— Direction —
Your task is to quote the material that follows, in full and exactly.

— Extracted data —
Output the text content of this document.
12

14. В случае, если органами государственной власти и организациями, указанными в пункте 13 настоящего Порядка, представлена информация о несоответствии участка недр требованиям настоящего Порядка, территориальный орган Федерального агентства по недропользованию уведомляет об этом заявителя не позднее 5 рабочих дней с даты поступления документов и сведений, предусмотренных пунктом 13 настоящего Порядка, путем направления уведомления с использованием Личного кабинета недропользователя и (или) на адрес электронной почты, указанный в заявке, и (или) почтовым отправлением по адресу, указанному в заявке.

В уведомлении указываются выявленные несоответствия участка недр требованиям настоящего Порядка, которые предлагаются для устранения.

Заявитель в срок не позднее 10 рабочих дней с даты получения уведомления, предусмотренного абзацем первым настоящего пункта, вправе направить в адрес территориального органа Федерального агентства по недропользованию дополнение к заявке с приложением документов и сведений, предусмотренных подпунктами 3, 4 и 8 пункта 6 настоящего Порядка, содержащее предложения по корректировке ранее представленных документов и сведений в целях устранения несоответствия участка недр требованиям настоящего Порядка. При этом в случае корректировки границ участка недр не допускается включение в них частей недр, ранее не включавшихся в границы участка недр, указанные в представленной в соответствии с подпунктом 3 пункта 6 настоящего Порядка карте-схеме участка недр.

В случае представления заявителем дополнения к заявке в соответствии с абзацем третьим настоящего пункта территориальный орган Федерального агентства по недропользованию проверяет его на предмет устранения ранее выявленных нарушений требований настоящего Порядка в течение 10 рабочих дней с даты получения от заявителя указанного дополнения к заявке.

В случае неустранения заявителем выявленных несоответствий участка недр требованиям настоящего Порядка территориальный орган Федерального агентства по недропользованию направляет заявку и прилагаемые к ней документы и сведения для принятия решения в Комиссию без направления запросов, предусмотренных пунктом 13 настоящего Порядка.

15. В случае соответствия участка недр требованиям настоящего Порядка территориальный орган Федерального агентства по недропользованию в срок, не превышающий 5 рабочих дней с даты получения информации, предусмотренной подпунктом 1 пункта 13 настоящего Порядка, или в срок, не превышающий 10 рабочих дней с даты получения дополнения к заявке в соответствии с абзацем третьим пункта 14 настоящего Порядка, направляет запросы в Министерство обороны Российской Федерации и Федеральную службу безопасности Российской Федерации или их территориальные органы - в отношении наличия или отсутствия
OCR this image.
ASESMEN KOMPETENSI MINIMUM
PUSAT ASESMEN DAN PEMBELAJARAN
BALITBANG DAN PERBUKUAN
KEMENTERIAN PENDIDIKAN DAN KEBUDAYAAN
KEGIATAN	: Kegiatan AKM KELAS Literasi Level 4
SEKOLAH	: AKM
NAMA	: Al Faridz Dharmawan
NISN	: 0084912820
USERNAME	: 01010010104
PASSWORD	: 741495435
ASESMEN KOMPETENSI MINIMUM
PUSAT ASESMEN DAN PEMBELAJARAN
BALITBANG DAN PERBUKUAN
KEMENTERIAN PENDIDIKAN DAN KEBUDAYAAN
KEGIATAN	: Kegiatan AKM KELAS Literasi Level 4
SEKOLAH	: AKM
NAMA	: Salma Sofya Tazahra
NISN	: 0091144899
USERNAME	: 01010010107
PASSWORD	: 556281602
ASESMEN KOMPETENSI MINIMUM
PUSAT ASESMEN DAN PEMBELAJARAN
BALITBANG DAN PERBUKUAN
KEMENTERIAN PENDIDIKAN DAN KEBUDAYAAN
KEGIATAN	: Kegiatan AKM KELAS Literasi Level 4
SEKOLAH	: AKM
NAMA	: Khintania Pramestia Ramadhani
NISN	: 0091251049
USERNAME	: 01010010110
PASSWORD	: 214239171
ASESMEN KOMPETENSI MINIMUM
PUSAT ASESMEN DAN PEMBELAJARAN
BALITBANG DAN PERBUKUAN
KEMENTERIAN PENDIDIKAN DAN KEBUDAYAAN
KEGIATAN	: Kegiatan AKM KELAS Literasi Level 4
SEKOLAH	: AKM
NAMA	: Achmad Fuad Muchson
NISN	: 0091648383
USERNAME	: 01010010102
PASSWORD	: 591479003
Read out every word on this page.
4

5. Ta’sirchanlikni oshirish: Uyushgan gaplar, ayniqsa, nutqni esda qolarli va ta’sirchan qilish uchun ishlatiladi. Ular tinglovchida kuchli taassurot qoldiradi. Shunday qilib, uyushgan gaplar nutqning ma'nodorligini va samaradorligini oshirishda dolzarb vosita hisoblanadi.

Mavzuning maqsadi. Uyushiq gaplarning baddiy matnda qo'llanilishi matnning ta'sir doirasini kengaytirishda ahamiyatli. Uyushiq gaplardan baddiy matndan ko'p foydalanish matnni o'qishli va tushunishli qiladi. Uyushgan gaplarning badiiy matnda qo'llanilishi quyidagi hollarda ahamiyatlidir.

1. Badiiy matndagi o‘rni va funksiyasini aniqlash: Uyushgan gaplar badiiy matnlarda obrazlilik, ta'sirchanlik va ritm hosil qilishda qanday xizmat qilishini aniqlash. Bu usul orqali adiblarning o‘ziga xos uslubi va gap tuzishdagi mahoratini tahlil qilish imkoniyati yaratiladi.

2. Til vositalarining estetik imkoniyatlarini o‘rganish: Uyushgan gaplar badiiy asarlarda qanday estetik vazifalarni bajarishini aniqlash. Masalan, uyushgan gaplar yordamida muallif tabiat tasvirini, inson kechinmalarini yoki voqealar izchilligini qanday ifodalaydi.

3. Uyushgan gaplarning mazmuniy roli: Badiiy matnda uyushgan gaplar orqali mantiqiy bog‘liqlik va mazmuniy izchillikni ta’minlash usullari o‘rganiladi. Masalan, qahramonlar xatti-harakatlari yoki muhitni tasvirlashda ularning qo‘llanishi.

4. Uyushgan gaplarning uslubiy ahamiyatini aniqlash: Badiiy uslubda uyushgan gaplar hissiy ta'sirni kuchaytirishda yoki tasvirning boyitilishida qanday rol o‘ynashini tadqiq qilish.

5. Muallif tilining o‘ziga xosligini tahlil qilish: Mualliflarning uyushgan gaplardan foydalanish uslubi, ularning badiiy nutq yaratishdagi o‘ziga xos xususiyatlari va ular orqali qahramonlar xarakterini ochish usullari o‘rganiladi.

— Answer to this problem —
Output the text content of this document.
12

14. В случае, если органами государственной власти и организациями, указанными в пункте 13 настоящего Порядка, представлена информация о несоответствии участка недр требованиям настоящего Порядка, территориальный орган Федерального агентства по недропользованию уведомляет об этом заявителя не позднее 5 рабочих дней с даты поступления документов и сведений, предусмотренных пунктом 13 настоящего Порядка, путем направления уведомления с использованием Личного кабинета недропользователя и (или) на адрес электронной почты, указанный в заявке, и (или) почтовым отправлением по адресу, указанному в заявке.

В уведомлении указываются выявленные несоответствия участка недр требованиям настоящего Порядка, которые предлагаются для устранения.

Заявитель в срок не позднее 10 рабочих дней с даты получения уведомления, предусмотренного абзацем первым настоящего пункта, вправе направить в адрес территориального органа Федерального агентства по недропользованию дополнение к заявке с приложением документов и сведений, предусмотренных подпунктами 3, 4 и 8 пункта 6 настоящего Порядка, содержащее предложения по корректировке ранее представленных документов и сведений в целях устранения несоответствия участка недр требованиям настоящего Порядка. При этом в случае корректировки границ участка недр не допускается включение в них частей недр, ранее не включавшихся в границы участка недр, указанные в представленной в соответствии с подпунктом 3 пункта 6 настоящего Порядка карте-схеме участка недр.

В случае представления заявителем дополнения к заявке в соответствии с абзацем третьим настоящего пункта территориальный орган Федерального агентства по недропользованию проверяет его на предмет устранения ранее выявленных нарушений требований настоящего Порядка в течение 10 рабочих дней с даты получения от заявителя указанного дополнения к заявке.

В случае неустранения заявителем выявленных несоответствий участка недр требованиям настоящего Порядка территориальный орган Федерального агентства по недропользованию направляет заявку и прилагаемые к ней документы и сведения для принятия решения в Комиссию без направления запросов, предусмотренных пунктом 13 настоящего Порядка.

15. В случае соответствия участка недр требованиям настоящего Порядка территориальный орган Федерального агентства по недропользованию в срок, не превышающий 5 рабочих дней с даты получения информации, предусмотренной подпунктом 1 пункта 13 настоящего Порядка, или в срок, не превышающий 10 рабочих дней с даты получения дополнения к заявке в соответствии с абзацем третьим пункта 14 настоящего Порядка, направляет запросы в Министерство обороны Российской Федерации и Федеральную службу безопасности Российской Федерации или их территориальные органы - в отношении наличия или отсутствия
OCR this image.
ASESMEN KOMPETENSI MINIMUM
PUSAT ASESMEN DAN PEMBELAJARAN
BALITBANG DAN PERBUKUAN
KEMENTERIAN PENDIDIKAN DAN KEBUDAYAAN
KEGIATAN	: Kegiatan AKM KELAS Literasi Level 4
SEKOLAH	: AKM
NAMA	: Al Faridz Dharmawan
NISN	: 0084912820
USERNAME	: 01010010104
PASSWORD	: 741495435
ASESMEN KOMPETENSI MINIMUM
PUSAT ASESMEN DAN PEMBELAJARAN
BALITBANG DAN PERBUKUAN
KEMENTERIAN PENDIDIKAN DAN KEBUDAYAAN
KEGIATAN	: Kegiatan AKM KELAS Literasi Level 4
SEKOLAH	: AKM
NAMA	: Salma Sofya Tazahra
NISN	: 0091144899
USERNAME	: 01010010107
PASSWORD	: 556281602
ASESMEN KOMPETENSI MINIMUM
PUSAT ASESMEN DAN PEMBELAJARAN
BALITBANG DAN PERBUKUAN
KEMENTERIAN PENDIDIKAN DAN KEBUDAYAAN
KEGIATAN	: Kegiatan AKM KELAS Literasi Level 4
SEKOLAH	: AKM
NAMA	: Khintania Pramestia Ramadhani
NISN	: 0091251049
USERNAME	: 01010010110
PASSWORD	: 214239171
ASESMEN KOMPETENSI MINIMUM
PUSAT ASESMEN DAN PEMBELAJARAN
BALITBANG DAN PERBUKUAN
KEMENTERIAN PENDIDIKAN DAN KEBUDAYAAN
KEGIATAN	: Kegiatan AKM KELAS Literasi Level 4
SEKOLAH	: AKM
NAMA	: Achmad Fuad Muchson
NISN	: 0091648383
USERNAME	: 01010010102
PASSWORD	: 591479003
Read out every word on this page.
4

5. Ta’sirchanlikni oshirish: Uyushgan gaplar, ayniqsa, nutqni esda qolarli va ta’sirchan qilish uchun ishlatiladi. Ular tinglovchida kuchli taassurot qoldiradi. Shunday qilib, uyushgan gaplar nutqning ma'nodorligini va samaradorligini oshirishda dolzarb vosita hisoblanadi.

Mavzuning maqsadi. Uyushiq gaplarning baddiy matnda qo'llanilishi matnning ta'sir doirasini kengaytirishda ahamiyatli. Uyushiq gaplardan baddiy matndan ko'p foydalanish matnni o'qishli va tushunishli qiladi. Uyushgan gaplarning badiiy matnda qo'llanilishi quyidagi hollarda ahamiyatlidir.

1. Badiiy matndagi o‘rni va funksiyasini aniqlash: Uyushgan gaplar badiiy matnlarda obrazlilik, ta'sirchanlik va ritm hosil qilishda qanday xizmat qilishini aniqlash. Bu usul orqali adiblarning o‘ziga xos uslubi va gap tuzishdagi mahoratini tahlil qilish imkoniyati yaratiladi.

2. Til vositalarining estetik imkoniyatlarini o‘rganish: Uyushgan gaplar badiiy asarlarda qanday estetik vazifalarni bajarishini aniqlash. Masalan, uyushgan gaplar yordamida muallif tabiat tasvirini, inson kechinmalarini yoki voqealar izchilligini qanday ifodalaydi.

3. Uyushgan gaplarning mazmuniy roli: Badiiy matnda uyushgan gaplar orqali mantiqiy bog‘liqlik va mazmuniy izchillikni ta’minlash usullari o‘rganiladi. Masalan, qahramonlar xatti-harakatlari yoki muhitni tasvirlashda ularning qo‘llanishi.

4. Uyushgan gaplarning uslubiy ahamiyatini aniqlash: Badiiy uslubda uyushgan gaplar hissiy ta'sirni kuchaytirishda yoki tasvirning boyitilishida qanday rol o‘ynashini tadqiq qilish.

5. Muallif tilining o‘ziga xosligini tahlil qilish: Mualliflarning uyushgan gaplardan foydalanish uslubi, ularning badiiy nutq yaratishdagi o‘ziga xos xususiyatlari va ular orqali qahramonlar xarakterini ochish usullari o‘rganiladi.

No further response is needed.